[Objective] Reproduce every line in the listing that contains the word "hold".

# start of Input

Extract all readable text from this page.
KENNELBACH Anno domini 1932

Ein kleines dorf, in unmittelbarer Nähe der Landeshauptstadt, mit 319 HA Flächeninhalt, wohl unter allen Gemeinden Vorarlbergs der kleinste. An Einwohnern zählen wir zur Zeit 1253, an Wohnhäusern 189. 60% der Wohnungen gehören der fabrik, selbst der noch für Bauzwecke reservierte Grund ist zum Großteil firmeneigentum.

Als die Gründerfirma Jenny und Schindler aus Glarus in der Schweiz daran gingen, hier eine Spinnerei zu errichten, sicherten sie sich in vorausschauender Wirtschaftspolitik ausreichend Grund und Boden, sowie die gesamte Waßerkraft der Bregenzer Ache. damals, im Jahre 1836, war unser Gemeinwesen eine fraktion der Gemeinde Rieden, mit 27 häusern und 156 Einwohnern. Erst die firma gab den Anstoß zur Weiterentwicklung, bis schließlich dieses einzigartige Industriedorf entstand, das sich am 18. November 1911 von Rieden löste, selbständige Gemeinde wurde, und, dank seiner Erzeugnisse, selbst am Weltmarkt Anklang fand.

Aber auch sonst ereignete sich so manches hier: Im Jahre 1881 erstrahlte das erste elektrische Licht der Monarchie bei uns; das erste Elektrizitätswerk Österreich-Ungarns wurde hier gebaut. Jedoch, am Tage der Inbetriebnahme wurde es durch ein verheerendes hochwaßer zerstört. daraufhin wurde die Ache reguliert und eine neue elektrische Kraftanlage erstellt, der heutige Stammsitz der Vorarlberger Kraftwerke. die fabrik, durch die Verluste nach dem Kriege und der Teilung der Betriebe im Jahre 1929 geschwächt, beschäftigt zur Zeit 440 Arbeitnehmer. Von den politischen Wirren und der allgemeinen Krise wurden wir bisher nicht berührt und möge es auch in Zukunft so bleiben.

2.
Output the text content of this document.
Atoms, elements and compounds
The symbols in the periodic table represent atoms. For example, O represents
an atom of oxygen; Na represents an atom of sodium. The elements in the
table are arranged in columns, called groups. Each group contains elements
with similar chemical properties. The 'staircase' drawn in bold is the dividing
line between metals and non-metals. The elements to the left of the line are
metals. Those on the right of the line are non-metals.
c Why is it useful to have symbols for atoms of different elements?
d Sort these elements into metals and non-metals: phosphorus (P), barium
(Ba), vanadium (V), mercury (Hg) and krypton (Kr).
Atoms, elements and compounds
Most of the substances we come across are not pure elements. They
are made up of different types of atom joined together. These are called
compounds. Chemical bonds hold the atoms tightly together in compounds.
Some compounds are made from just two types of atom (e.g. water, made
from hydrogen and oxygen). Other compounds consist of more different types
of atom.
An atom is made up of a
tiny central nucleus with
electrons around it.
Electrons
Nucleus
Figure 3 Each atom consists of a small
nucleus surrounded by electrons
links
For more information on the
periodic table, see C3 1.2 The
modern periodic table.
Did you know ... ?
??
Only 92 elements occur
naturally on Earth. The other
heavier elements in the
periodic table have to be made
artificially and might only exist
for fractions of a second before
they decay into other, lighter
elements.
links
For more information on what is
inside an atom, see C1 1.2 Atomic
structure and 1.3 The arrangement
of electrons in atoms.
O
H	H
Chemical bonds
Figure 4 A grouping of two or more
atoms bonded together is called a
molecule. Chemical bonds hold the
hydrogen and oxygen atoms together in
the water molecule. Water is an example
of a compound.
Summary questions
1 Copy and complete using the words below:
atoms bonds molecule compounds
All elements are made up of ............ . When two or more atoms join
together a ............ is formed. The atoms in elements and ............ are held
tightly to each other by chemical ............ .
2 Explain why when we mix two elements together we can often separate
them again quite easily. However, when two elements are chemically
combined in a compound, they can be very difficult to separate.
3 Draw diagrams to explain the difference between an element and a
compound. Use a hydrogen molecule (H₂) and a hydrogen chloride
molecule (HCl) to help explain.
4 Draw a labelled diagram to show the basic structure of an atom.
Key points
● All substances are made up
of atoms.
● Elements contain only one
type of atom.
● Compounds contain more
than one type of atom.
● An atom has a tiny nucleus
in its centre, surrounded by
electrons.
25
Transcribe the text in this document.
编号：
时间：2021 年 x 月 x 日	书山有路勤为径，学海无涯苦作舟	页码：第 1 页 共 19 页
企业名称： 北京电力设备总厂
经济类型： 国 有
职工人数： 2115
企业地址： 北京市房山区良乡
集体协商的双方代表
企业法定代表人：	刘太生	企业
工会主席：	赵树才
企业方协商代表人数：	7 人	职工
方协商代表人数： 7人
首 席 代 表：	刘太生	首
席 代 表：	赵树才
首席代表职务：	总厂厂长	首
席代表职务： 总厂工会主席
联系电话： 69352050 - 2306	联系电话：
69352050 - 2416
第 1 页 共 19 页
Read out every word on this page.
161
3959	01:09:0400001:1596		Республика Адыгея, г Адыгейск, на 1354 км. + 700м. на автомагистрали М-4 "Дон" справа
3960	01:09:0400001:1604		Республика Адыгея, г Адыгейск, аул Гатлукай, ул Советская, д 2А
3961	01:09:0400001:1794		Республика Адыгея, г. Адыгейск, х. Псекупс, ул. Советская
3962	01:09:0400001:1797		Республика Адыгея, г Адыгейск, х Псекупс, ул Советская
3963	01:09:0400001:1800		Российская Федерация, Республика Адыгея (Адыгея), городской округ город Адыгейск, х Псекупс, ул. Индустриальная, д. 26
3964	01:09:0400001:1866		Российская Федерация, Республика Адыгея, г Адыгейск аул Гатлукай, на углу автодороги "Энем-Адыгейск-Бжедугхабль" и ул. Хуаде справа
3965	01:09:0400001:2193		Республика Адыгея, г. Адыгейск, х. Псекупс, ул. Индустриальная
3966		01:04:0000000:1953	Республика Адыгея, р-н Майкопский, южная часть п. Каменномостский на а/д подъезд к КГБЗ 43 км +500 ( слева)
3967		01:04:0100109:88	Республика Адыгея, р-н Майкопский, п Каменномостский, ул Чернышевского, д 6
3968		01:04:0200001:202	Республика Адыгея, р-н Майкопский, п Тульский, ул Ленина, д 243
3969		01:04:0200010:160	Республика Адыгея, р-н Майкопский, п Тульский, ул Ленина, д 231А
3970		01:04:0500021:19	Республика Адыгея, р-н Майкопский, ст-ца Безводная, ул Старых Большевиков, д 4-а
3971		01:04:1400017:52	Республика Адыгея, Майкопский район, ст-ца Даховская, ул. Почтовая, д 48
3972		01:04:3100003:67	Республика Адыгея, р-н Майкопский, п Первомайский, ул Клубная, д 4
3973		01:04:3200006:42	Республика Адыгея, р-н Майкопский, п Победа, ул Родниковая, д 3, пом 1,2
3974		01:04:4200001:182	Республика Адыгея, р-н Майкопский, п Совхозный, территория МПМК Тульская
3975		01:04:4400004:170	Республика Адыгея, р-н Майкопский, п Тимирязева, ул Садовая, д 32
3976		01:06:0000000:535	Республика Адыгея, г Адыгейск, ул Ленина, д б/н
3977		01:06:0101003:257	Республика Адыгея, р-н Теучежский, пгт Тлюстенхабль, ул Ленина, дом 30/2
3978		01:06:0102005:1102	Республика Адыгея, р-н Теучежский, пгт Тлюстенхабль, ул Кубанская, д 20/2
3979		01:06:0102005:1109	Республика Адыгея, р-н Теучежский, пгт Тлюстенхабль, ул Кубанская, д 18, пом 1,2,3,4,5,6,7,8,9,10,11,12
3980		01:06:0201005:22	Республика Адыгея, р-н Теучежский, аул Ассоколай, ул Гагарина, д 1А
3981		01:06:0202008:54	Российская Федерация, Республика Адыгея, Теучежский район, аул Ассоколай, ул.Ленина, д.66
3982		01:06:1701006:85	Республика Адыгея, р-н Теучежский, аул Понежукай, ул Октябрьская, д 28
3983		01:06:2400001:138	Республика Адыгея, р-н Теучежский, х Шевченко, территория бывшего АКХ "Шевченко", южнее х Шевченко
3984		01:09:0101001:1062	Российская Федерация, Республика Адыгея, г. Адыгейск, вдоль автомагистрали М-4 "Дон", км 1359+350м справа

# end of Input

[Reply to the exercise]
compounds. Chemical bonds hold the atoms tightly together in compounds.
molecule. Chemical bonds hold the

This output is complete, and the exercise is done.